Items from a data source
----------------------------------------

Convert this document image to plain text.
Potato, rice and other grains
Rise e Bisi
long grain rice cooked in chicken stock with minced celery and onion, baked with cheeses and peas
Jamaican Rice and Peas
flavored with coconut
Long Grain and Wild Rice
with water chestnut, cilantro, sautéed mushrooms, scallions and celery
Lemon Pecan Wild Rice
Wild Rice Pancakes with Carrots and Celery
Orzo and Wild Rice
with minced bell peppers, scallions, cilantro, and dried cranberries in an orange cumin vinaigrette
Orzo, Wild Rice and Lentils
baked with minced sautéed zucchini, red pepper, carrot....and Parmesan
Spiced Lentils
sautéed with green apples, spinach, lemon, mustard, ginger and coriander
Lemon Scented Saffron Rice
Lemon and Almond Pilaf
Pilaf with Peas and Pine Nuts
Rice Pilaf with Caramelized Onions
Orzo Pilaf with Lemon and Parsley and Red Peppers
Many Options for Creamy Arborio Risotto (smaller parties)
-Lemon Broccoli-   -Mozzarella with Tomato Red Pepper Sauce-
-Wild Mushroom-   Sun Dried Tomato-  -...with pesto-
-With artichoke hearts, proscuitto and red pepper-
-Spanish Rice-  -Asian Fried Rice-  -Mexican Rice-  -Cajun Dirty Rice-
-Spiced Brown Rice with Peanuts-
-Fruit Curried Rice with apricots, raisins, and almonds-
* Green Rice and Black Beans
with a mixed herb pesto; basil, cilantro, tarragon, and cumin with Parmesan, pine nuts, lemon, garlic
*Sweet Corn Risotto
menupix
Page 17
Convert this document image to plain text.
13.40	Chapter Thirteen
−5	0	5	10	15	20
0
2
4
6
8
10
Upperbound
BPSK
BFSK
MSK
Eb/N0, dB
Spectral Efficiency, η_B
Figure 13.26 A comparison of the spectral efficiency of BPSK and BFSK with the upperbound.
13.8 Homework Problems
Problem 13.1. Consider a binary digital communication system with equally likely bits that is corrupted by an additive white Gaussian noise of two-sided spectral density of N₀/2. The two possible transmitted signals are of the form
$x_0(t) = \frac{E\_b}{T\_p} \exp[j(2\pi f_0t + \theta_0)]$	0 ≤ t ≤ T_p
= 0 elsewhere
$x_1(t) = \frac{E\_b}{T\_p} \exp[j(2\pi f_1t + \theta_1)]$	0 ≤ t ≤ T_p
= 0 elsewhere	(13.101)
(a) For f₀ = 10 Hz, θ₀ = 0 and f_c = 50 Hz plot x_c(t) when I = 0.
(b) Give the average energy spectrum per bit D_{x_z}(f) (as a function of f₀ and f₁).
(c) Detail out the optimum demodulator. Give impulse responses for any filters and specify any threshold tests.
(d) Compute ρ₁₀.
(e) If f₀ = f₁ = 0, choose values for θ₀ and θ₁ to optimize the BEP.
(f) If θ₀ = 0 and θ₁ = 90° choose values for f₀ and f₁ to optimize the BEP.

----------------------------------------

### The request
Extract each line of the material exactly as it stands.

### Reply to the task
Convert this document image to plain text.
Potato, rice and other grains
Rise e Bisi
long grain rice cooked in chicken stock with minced celery and onion, baked with cheeses and peas
Jamaican Rice and Peas
flavored with coconut
Long Grain and Wild Rice
with water chestnut, cilantro, sautéed mushrooms, scallions and celery
Lemon Pecan Wild Rice
Wild Rice Pancakes with Carrots and Celery
Orzo and Wild Rice
with minced bell peppers, scallions, cilantro, and dried cranberries in an orange cumin vinaigrette
Orzo, Wild Rice and Lentils
baked with minced sautéed zucchini, red pepper, carrot....and Parmesan
Spiced Lentils
sautéed with green apples, spinach, lemon, mustard, ginger and coriander
Lemon Scented Saffron Rice
Lemon and Almond Pilaf
Pilaf with Peas and Pine Nuts
Rice Pilaf with Caramelized Onions
Orzo Pilaf with Lemon and Parsley and Red Peppers
Many Options for Creamy Arborio Risotto (smaller parties)
-Lemon Broccoli-   -Mozzarella with Tomato Red Pepper Sauce-
-Wild Mushroom-   Sun Dried Tomato-  -...with pesto-
-With artichoke hearts, proscuitto and red pepper-
-Spanish Rice-  -Asian Fried Rice-  -Mexican Rice-  -Cajun Dirty Rice-
-Spiced Brown Rice with Peanuts-
-Fruit Curried Rice with apricots, raisins, and almonds-
* Green Rice and Black Beans
with a mixed herb pesto; basil, cilantro, tarragon, and cumin with Parmesan, pine nuts, lemon, garlic
*Sweet Corn Risotto
menupix
Page 17
Convert this document image to plain text.
13.40	Chapter Thirteen
−5	0	5	10	15	20
0
2
4
6
8
10
Upperbound
BPSK
BFSK
MSK
Eb/N0, dB
Spectral Efficiency, η_B
Figure 13.26 A comparison of the spectral efficiency of BPSK and BFSK with the upperbound.
13.8 Homework Problems
Problem 13.1. Consider a binary digital communication system with equally likely bits that is corrupted by an additive white Gaussian noise of two-sided spectral density of N₀/2. The two possible transmitted signals are of the form
$x_0(t) = \frac{E\_b}{T\_p} \exp[j(2\pi f_0t + \theta_0)]$	0 ≤ t ≤ T_p
= 0 elsewhere
$x_1(t) = \frac{E\_b}{T\_p} \exp[j(2\pi f_1t + \theta_1)]$	0 ≤ t ≤ T_p
= 0 elsewhere	(13.101)
(a) For f₀ = 10 Hz, θ₀ = 0 and f_c = 50 Hz plot x_c(t) when I = 0.
(b) Give the average energy spectrum per bit D_{x_z}(f) (as a function of f₀ and f₁).
(c) Detail out the optimum demodulator. Give impulse responses for any filters and specify any threshold tests.
(d) Compute ρ₁₀.
(e) If f₀ = f₁ = 0, choose values for θ₀ and θ₁ to optimize the BEP.
(f) If θ₀ = 0 and θ₁ = 90° choose values for f₀ and f₁ to optimize the BEP.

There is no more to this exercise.